---- DATASET RECORDS
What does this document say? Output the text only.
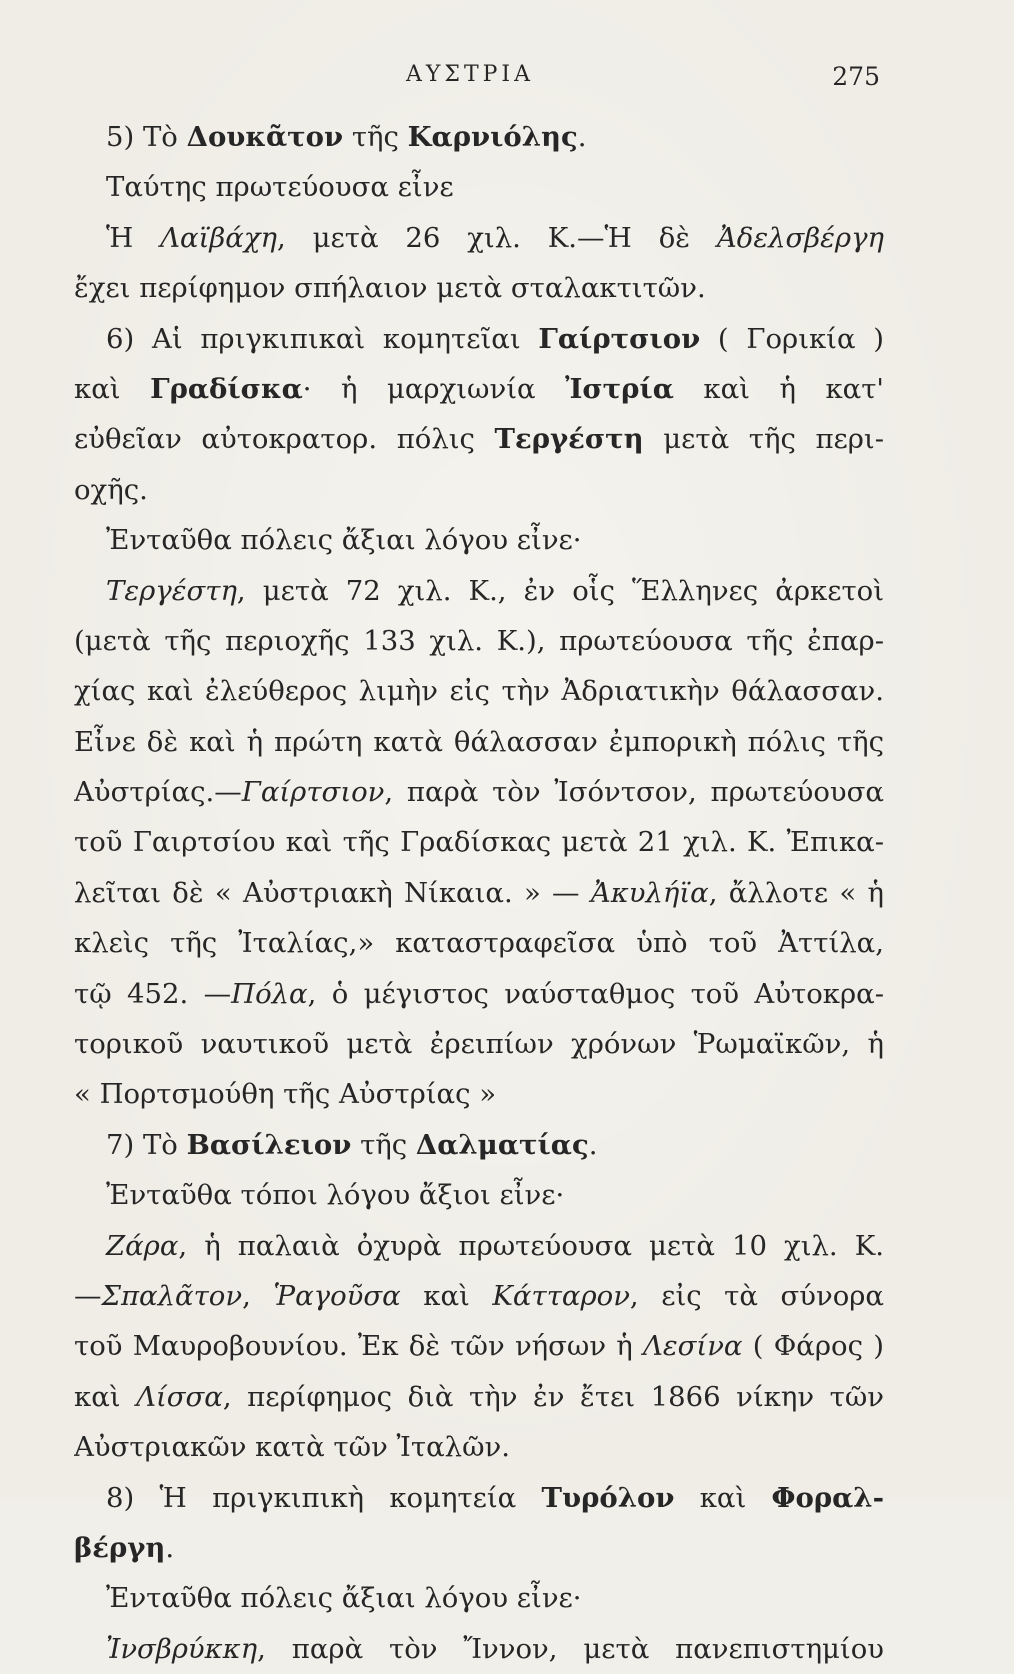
ΑΥΣΤΡΙΑ	275
5) Τὸ Δουκᾶτον τῆς Καρνιόλης.
Ταύτης πρωτεύουσα εἶνε
Ἡ Λαϊβάχη, μετὰ 26 χιλ. Κ.—Ἡ δὲ Ἀδελσβέργη
ἔχει περίφημον σπήλαιον μετὰ σταλακτιτῶν.
6) Αἱ πριγκιπικαὶ κομητεῖαι Γαίρτσιον ( Γορικία )
καὶ Γραδίσκα· ἡ μαρχιωνία Ἰστρία καὶ ἡ κατ'
εὐθεῖαν αὐτοκρατορ. πόλις Τεργέστη μετὰ τῆς περι-
οχῆς.
Ἐνταῦθα πόλεις ἄξιαι λόγου εἶνε·
Τεργέστη, μετὰ 72 χιλ. Κ., ἐν οἷς Ἕλληνες ἀρκετοὶ
(μετὰ τῆς περιοχῆς 133 χιλ. Κ.), πρωτεύουσα τῆς ἐπαρ-
χίας καὶ ἐλεύθερος λιμὴν εἰς τὴν Ἀδριατικὴν θάλασσαν.
Εἶνε δὲ καὶ ἡ πρώτη κατὰ θάλασσαν ἐμπορικὴ πόλις τῆς
Αὐστρίας.—Γαίρτσιον, παρὰ τὸν Ἰσόντσον, πρωτεύουσα
τοῦ Γαιρτσίου καὶ τῆς Γραδίσκας μετὰ 21 χιλ. Κ. Ἐπικα-
λεῖται δὲ « Αὐστριακὴ Νίκαια. » — Ἀκυλήϊα, ἄλλοτε « ἡ
κλεὶς τῆς Ἰταλίας,» καταστραφεῖσα ὑπὸ τοῦ Ἀττίλα,
τῷ 452. —Πόλα, ὁ μέγιστος ναύσταθμος τοῦ Αὐτοκρα-
τορικοῦ ναυτικοῦ μετὰ ἐρειπίων χρόνων Ῥωμαϊκῶν, ἡ
« Πορτσμούθη τῆς Αὐστρίας »
7) Τὸ Βασίλειον τῆς Δαλματίας.
Ἐνταῦθα τόποι λόγου ἄξιοι εἶνε·
Ζάρα, ἡ παλαιὰ ὀχυρὰ πρωτεύουσα μετὰ 10 χιλ. Κ.
—Σπαλᾶτον, Ῥαγοῦσα καὶ Κάτταρον, εἰς τὰ σύνορα
τοῦ Μαυροβουνίου. Ἐκ δὲ τῶν νήσων ἡ Λεσίνα ( Φάρος )
καὶ Λίσσα, περίφημος διὰ τὴν ἐν ἔτει 1866 νίκην τῶν
Αὐστριακῶν κατὰ τῶν Ἰταλῶν.
8) Ἡ πριγκιπικὴ κομητεία Τυρόλον καὶ Φοραλ-
βέργη.
Ἐνταῦθα πόλεις ἄξιαι λόγου εἶνε·
Ἰνσβρύκκη, παρὰ τὸν Ἴννον, μετὰ πανεπιστημίου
--------
> **WHAT NEEDS TO BE DONE**: Check the records above line by line and tally those holding the string "Γαίρτσιον". Answer with the number only.

> **FINISHED ANSWER**: 2